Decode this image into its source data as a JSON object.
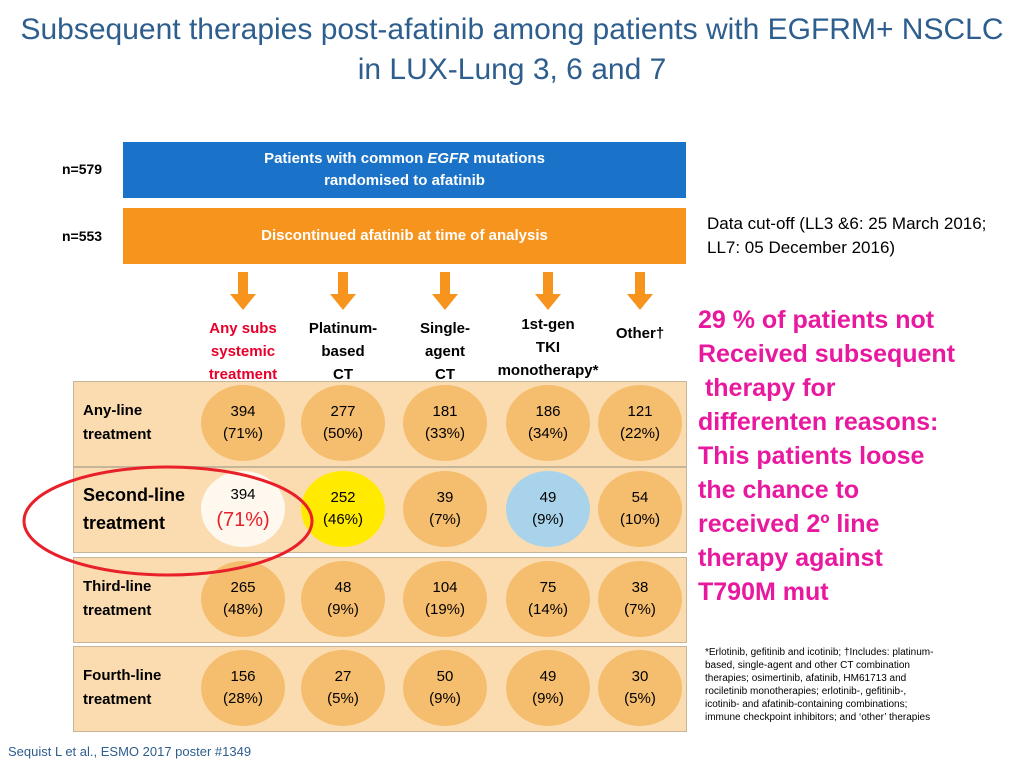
{
  "title": {
    "line1": "Subsequent therapies post-afatinib among patients with EGFRM+ NSCLC",
    "line2": "in LUX-Lung 3, 6 and 7"
  },
  "flow": {
    "randomised": {
      "n": "n=579",
      "line1_pre": "Patients with common ",
      "line1_gene": "EGFR",
      "line1_post": " mutations",
      "line2": "randomised to afatinib"
    },
    "discontinued": {
      "n": "n=553",
      "label": "Discontinued afatinib at time of analysis"
    }
  },
  "data_cutoff": "Data cut-off (LL3 &6: 25 March 2016;  LL7: 05 December 2016)",
  "columns": [
    {
      "lines": [
        "Any subs",
        "systemic",
        "treatment"
      ],
      "red": true
    },
    {
      "lines": [
        "Platinum-",
        "based",
        "CT"
      ],
      "red": false
    },
    {
      "lines": [
        "Single-",
        "agent",
        "CT"
      ],
      "red": false
    },
    {
      "lines": [
        "1st-gen",
        "TKI",
        "monotherapy*"
      ],
      "red": false
    },
    {
      "lines": [
        "Other†"
      ],
      "red": false
    }
  ],
  "rows": [
    {
      "label": [
        "Any-line",
        "treatment"
      ],
      "cells": [
        [
          "394",
          "(71%)"
        ],
        [
          "277",
          "(50%)"
        ],
        [
          "181",
          "(33%)"
        ],
        [
          "186",
          "(34%)"
        ],
        [
          "121",
          "(22%)"
        ]
      ]
    },
    {
      "label": [
        "Second-line",
        "treatment"
      ],
      "cells": [
        [
          "394",
          "(71%)"
        ],
        [
          "252",
          "(46%)"
        ],
        [
          "39",
          "(7%)"
        ],
        [
          "49",
          "(9%)"
        ],
        [
          "54",
          "(10%)"
        ]
      ]
    },
    {
      "label": [
        "Third-line",
        "treatment"
      ],
      "cells": [
        [
          "265",
          "(48%)"
        ],
        [
          "48",
          "(9%)"
        ],
        [
          "104",
          "(19%)"
        ],
        [
          "75",
          "(14%)"
        ],
        [
          "38",
          "(7%)"
        ]
      ]
    },
    {
      "label": [
        "Fourth-line",
        "treatment"
      ],
      "cells": [
        [
          "156",
          "(28%)"
        ],
        [
          "27",
          "(5%)"
        ],
        [
          "50",
          "(9%)"
        ],
        [
          "49",
          "(9%)"
        ],
        [
          "30",
          "(5%)"
        ]
      ]
    }
  ],
  "callout": [
    "29 % of patients  not",
    "Received subsequent",
    " therapy for",
    "differenten reasons:",
    "This patients loose",
    "the chance to",
    "received 2º line",
    "therapy against",
    "T790M mut"
  ],
  "footnote": [
    "*Erlotinib, gefitinib and icotinib; †Includes: platinum-",
    "based, single-agent and other CT combination",
    "therapies; osimertinib, afatinib, HM61713 and",
    "rociletinib monotherapies; erlotinib-, gefitinib-,",
    "icotinib- and afatinib-containing combinations;",
    "immune checkpoint inhibitors; and ‘other’ therapies"
  ],
  "citation": "Sequist L et al., ESMO 2017  poster #1349",
  "colors": {
    "title": "#2e5e8e",
    "blue_bar": "#1a73c8",
    "orange_bar": "#f7941d",
    "row_background": "#fbdcb0",
    "cell": "#f5bd6e",
    "cell_highlight_yellow": "#ffea00",
    "cell_highlight_blue": "#a9d3ea",
    "cell_highlight_white": "#fff8ef",
    "callout": "#e8189f",
    "ring": "#e8202a"
  }
}
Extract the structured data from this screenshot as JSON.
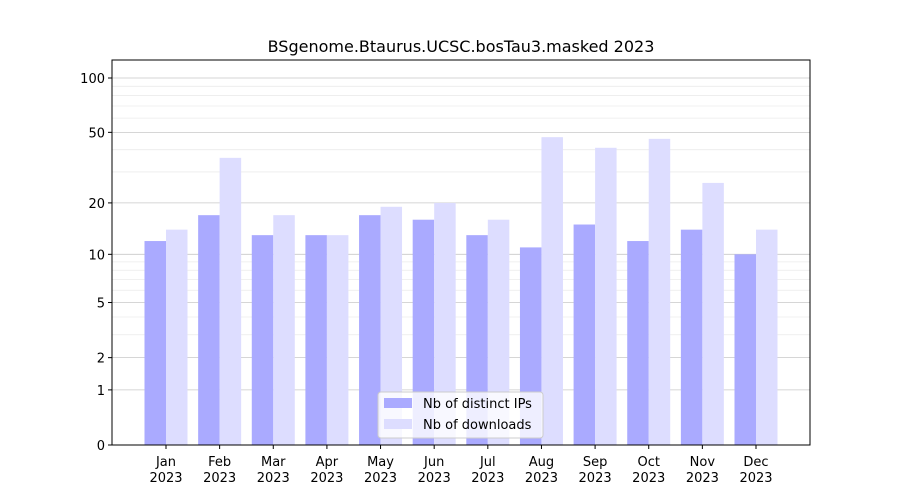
{
  "chart_data": {
    "type": "bar",
    "title": "BSgenome.Btaurus.UCSC.bosTau3.masked 2023",
    "xlabel": "",
    "ylabel": "",
    "yscale": "log(1+y)",
    "ylim": [
      0,
      120
    ],
    "yticks": [
      0,
      1,
      2,
      5,
      10,
      20,
      50,
      100
    ],
    "grid": true,
    "legend_position": "bottom-center",
    "categories": [
      "Jan\n2023",
      "Feb\n2023",
      "Mar\n2023",
      "Apr\n2023",
      "May\n2023",
      "Jun\n2023",
      "Jul\n2023",
      "Aug\n2023",
      "Sep\n2023",
      "Oct\n2023",
      "Nov\n2023",
      "Dec\n2023"
    ],
    "series": [
      {
        "name": "Nb of distinct IPs",
        "color": "#aaaaff",
        "values": [
          12,
          17,
          13,
          13,
          17,
          16,
          13,
          11,
          15,
          12,
          14,
          10
        ]
      },
      {
        "name": "Nb of downloads",
        "color": "#ddddff",
        "values": [
          14,
          36,
          17,
          13,
          19,
          20,
          16,
          47,
          41,
          46,
          26,
          14
        ]
      }
    ]
  }
}
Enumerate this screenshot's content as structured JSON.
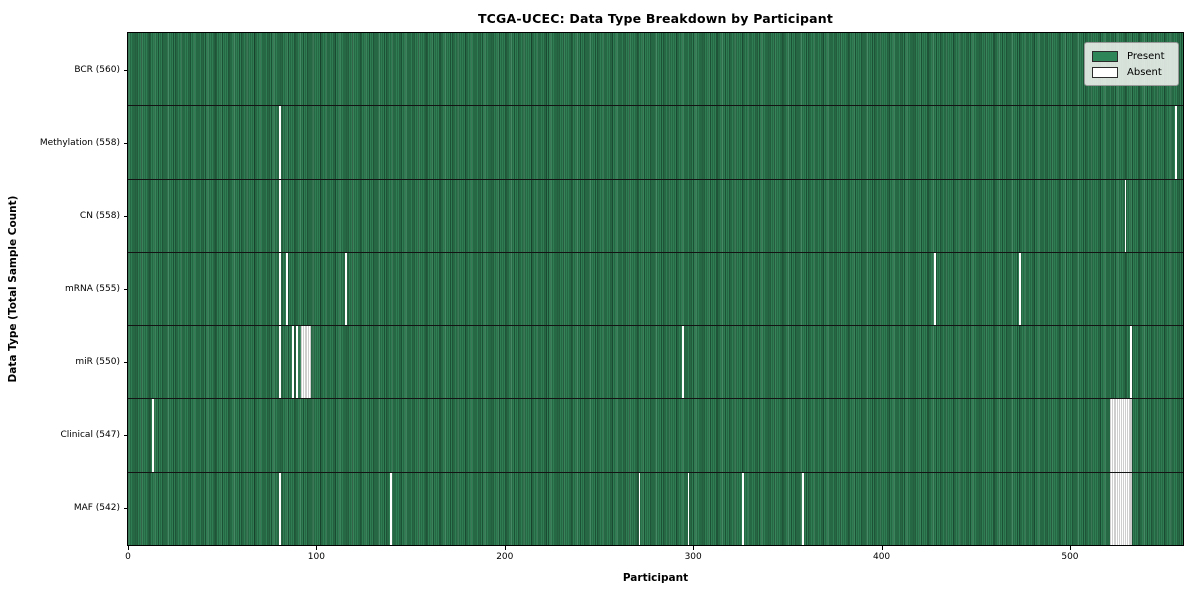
{
  "chart_data": {
    "type": "heatmap",
    "title": "TCGA-UCEC: Data Type Breakdown by Participant",
    "xlabel": "Participant",
    "ylabel": "Data Type (Total Sample Count)",
    "x_range": [
      0,
      560
    ],
    "n_participants": 560,
    "x_ticks": [
      0,
      100,
      200,
      300,
      400,
      500
    ],
    "grid": false,
    "legend_position": "upper right",
    "legend": [
      {
        "label": "Present",
        "color": "#2e8557"
      },
      {
        "label": "Absent",
        "color": "#ffffff"
      }
    ],
    "colors": {
      "present": "#2e8557",
      "present_edge": "#1d5136",
      "absent": "#ffffff"
    },
    "rows": [
      {
        "label": "BCR (560)",
        "data_type": "BCR",
        "count": 560,
        "absent_ranges": []
      },
      {
        "label": "Methylation (558)",
        "data_type": "Methylation",
        "count": 558,
        "absent_ranges": [
          [
            80,
            80
          ],
          [
            556,
            556
          ]
        ]
      },
      {
        "label": "CN (558)",
        "data_type": "CN",
        "count": 558,
        "absent_ranges": [
          [
            80,
            80
          ],
          [
            529,
            529
          ]
        ]
      },
      {
        "label": "mRNA (555)",
        "data_type": "mRNA",
        "count": 555,
        "absent_ranges": [
          [
            80,
            80
          ],
          [
            84,
            84
          ],
          [
            115,
            115
          ],
          [
            428,
            428
          ],
          [
            473,
            473
          ]
        ]
      },
      {
        "label": "miR (550)",
        "data_type": "miR",
        "count": 550,
        "absent_ranges": [
          [
            80,
            80
          ],
          [
            87,
            87
          ],
          [
            89,
            89
          ],
          [
            92,
            96
          ],
          [
            294,
            294
          ],
          [
            532,
            532
          ]
        ]
      },
      {
        "label": "Clinical (547)",
        "data_type": "Clinical",
        "count": 547,
        "absent_ranges": [
          [
            13,
            13
          ],
          [
            521,
            532
          ]
        ]
      },
      {
        "label": "MAF (542)",
        "data_type": "MAF",
        "count": 542,
        "absent_ranges": [
          [
            80,
            80
          ],
          [
            139,
            139
          ],
          [
            271,
            271
          ],
          [
            297,
            297
          ],
          [
            326,
            326
          ],
          [
            358,
            358
          ],
          [
            521,
            532
          ]
        ]
      }
    ]
  }
}
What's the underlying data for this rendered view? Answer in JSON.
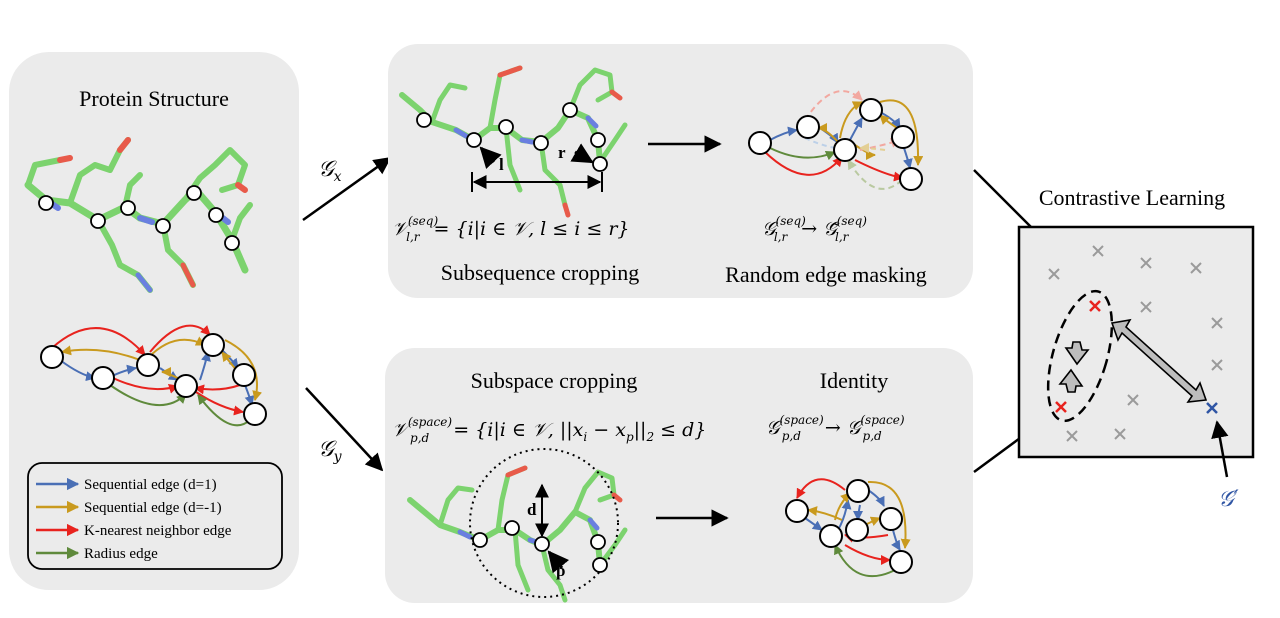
{
  "left_panel": {
    "title": "Protein Structure",
    "legend": [
      {
        "label": "Sequential edge (d=1)",
        "color": "#4a6fb5"
      },
      {
        "label": "Sequential edge (d=-1)",
        "color": "#c99a1e"
      },
      {
        "label": "K-nearest neighbor edge",
        "color": "#e8231e"
      },
      {
        "label": "Radius edge",
        "color": "#5f8a3c"
      }
    ]
  },
  "arrows": {
    "gx": "𝒢",
    "gx_sub": "x",
    "gy": "𝒢",
    "gy_sub": "y"
  },
  "top_panel": {
    "crop_caption": "Subsequence cropping",
    "crop_formula_lhs": "𝒱",
    "crop_formula_sup": "(seq)",
    "crop_formula_sub": "l,r",
    "crop_formula_rhs": "= {i|i ∈ 𝒱, l ≤ i ≤ r}",
    "label_l": "l",
    "label_r": "r",
    "mask_caption": "Random edge masking",
    "mask_formula_a": "𝒢",
    "mask_formula_sup": "(seq)",
    "mask_formula_sub": "l,r",
    "mask_formula_arrow": "→",
    "mask_formula_b": "𝒢̃"
  },
  "bottom_panel": {
    "crop_caption": "Subspace cropping",
    "crop_formula_lhs": "𝒱",
    "crop_formula_sup": "(space)",
    "crop_formula_sub": "p,d",
    "crop_formula_rhs": "= {i|i ∈ 𝒱, ||x",
    "crop_formula_rhs_sub": "i",
    "crop_formula_rhs2": " − x",
    "crop_formula_rhs_sub2": "p",
    "crop_formula_rhs3": "||",
    "crop_formula_rhs_sub3": "2",
    "crop_formula_rhs4": " ≤ d}",
    "label_d": "d",
    "label_p": "p",
    "identity_caption": "Identity",
    "identity_formula_a": "𝒢",
    "identity_formula_sup": "(space)",
    "identity_formula_sub": "p,d",
    "identity_formula_arrow": "→",
    "identity_formula_b": "𝒢"
  },
  "right_panel": {
    "title": "Contrastive Learning",
    "g_prime": "𝒢′",
    "neg_color": "#9a9a9a",
    "pos_color": "#e8231e",
    "other_color": "#2f55a4"
  }
}
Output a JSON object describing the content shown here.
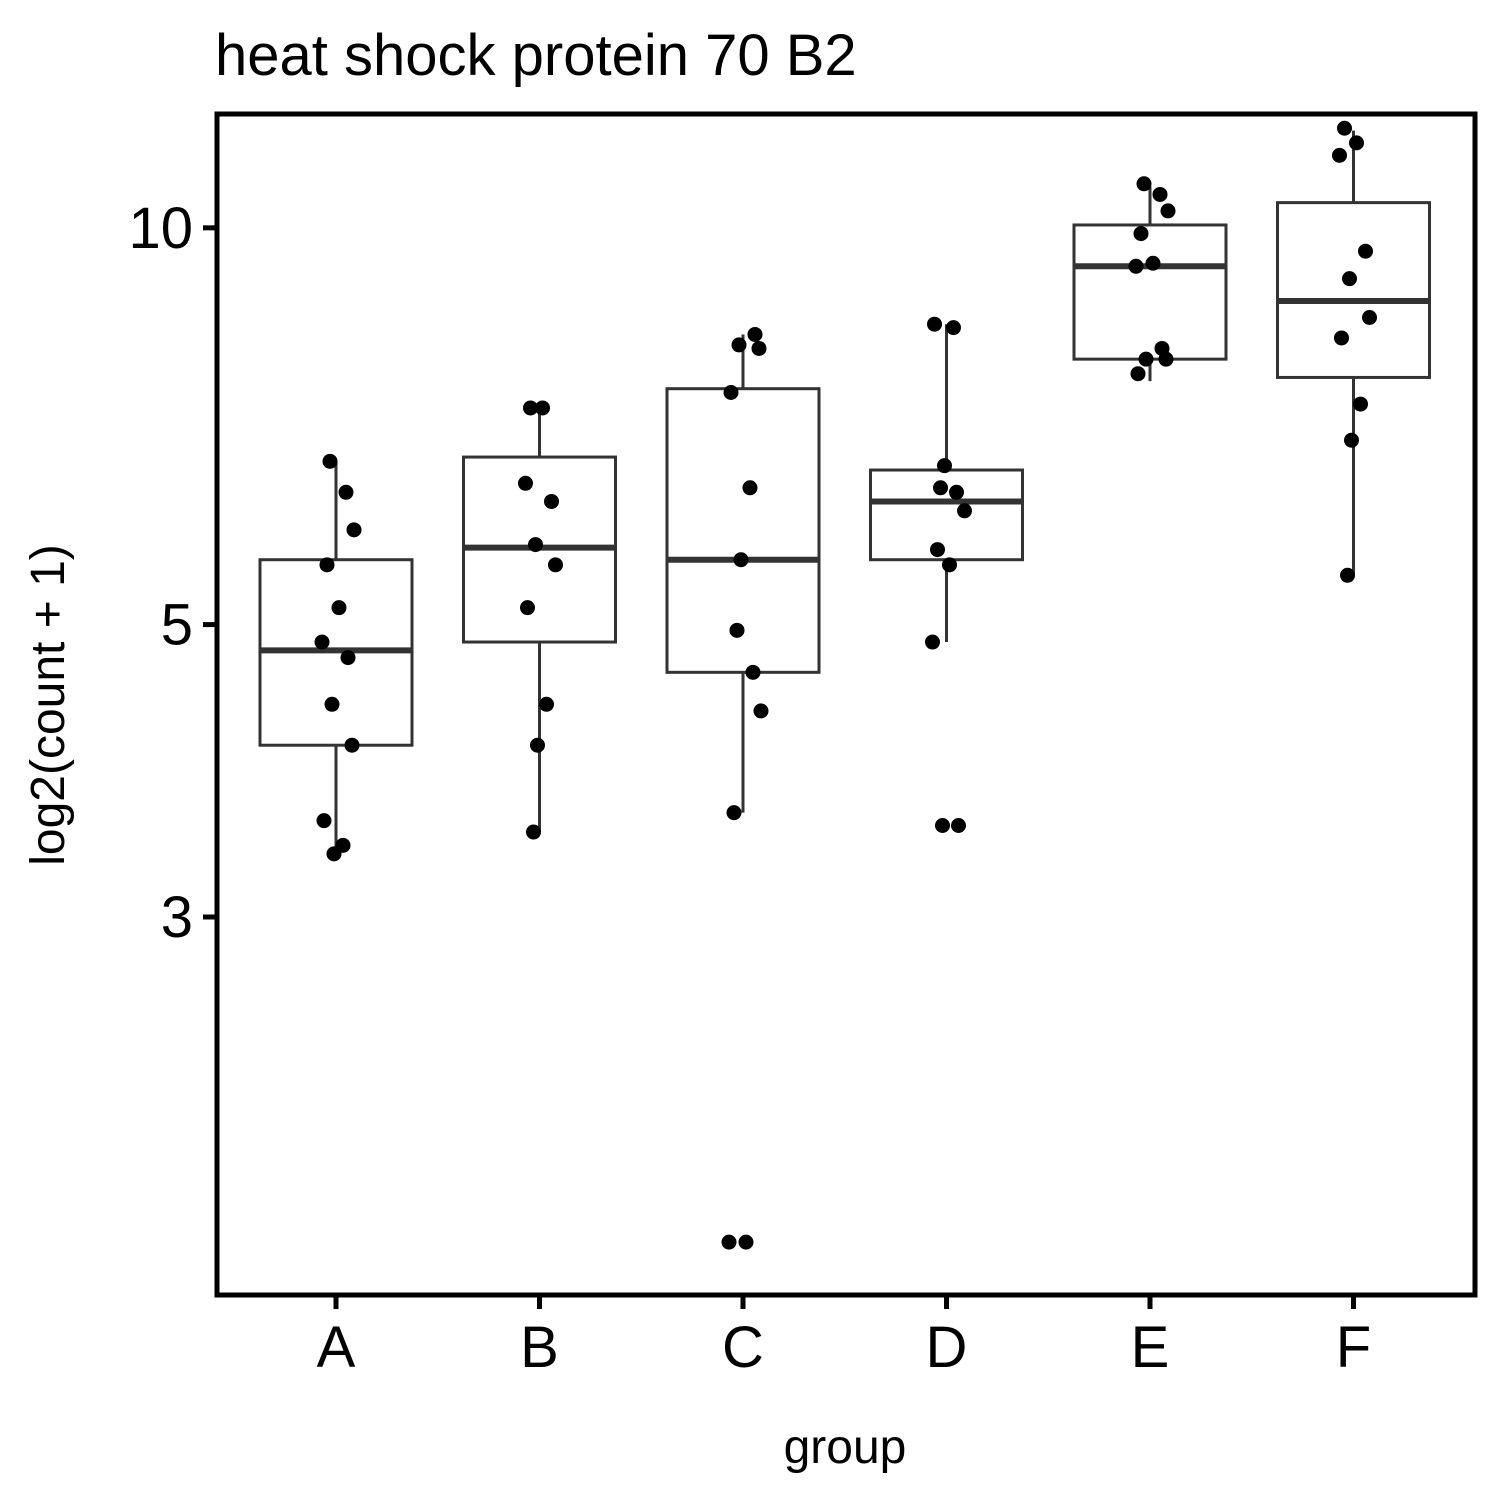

● ● ●

**TASK DETAILS**
What you need to copy is the run of lines from the one holding "What's the underlying" through the end of the data, exactly and only, both ends included, pictures omitted.

**OUTPUT FOR THIS TASK**
What's the underlying data for this rendered view? Answer in JSON.
{
  "left_panel": {
    "title": "Protein Structure",
    "legend": [
      {
        "label": "Sequential edge (d=1)",
        "color": "#4a6fb5"
      },
      {
        "label": "Sequential edge (d=-1)",
        "color": "#c99a1e"
      },
      {
        "label": "K-nearest neighbor edge",
        "color": "#e8231e"
      },
      {
        "label": "Radius edge",
        "color": "#5f8a3c"
      }
    ]
  },
  "arrows": {
    "gx": "𝒢",
    "gx_sub": "x",
    "gy": "𝒢",
    "gy_sub": "y"
  },
  "top_panel": {
    "crop_caption": "Subsequence cropping",
    "crop_formula_lhs": "𝒱",
    "crop_formula_sup": "(seq)",
    "crop_formula_sub": "l,r",
    "crop_formula_rhs": "= {i|i ∈ 𝒱, l ≤ i ≤ r}",
    "label_l": "l",
    "label_r": "r",
    "mask_caption": "Random edge masking",
    "mask_formula_a": "𝒢",
    "mask_formula_sup": "(seq)",
    "mask_formula_sub": "l,r",
    "mask_formula_arrow": "→",
    "mask_formula_b": "𝒢̃"
  },
  "bottom_panel": {
    "crop_caption": "Subspace cropping",
    "crop_formula_lhs": "𝒱",
    "crop_formula_sup": "(space)",
    "crop_formula_sub": "p,d",
    "crop_formula_rhs": "= {i|i ∈ 𝒱, ||x",
    "crop_formula_rhs_sub": "i",
    "crop_formula_rhs2": " − x",
    "crop_formula_rhs_sub2": "p",
    "crop_formula_rhs3": "||",
    "crop_formula_rhs_sub3": "2",
    "crop_formula_rhs4": " ≤ d}",
    "label_d": "d",
    "label_p": "p",
    "identity_caption": "Identity",
    "identity_formula_a": "𝒢",
    "identity_formula_sup": "(space)",
    "identity_formula_sub": "p,d",
    "identity_formula_arrow": "→",
    "identity_formula_b": "𝒢"
  },
  "right_panel": {
    "title": "Contrastive Learning",
    "g_prime": "𝒢′",
    "neg_color": "#9a9a9a",
    "pos_color": "#e8231e",
    "other_color": "#2f55a4"
  }
}
Output a JSON object describing the content shown here.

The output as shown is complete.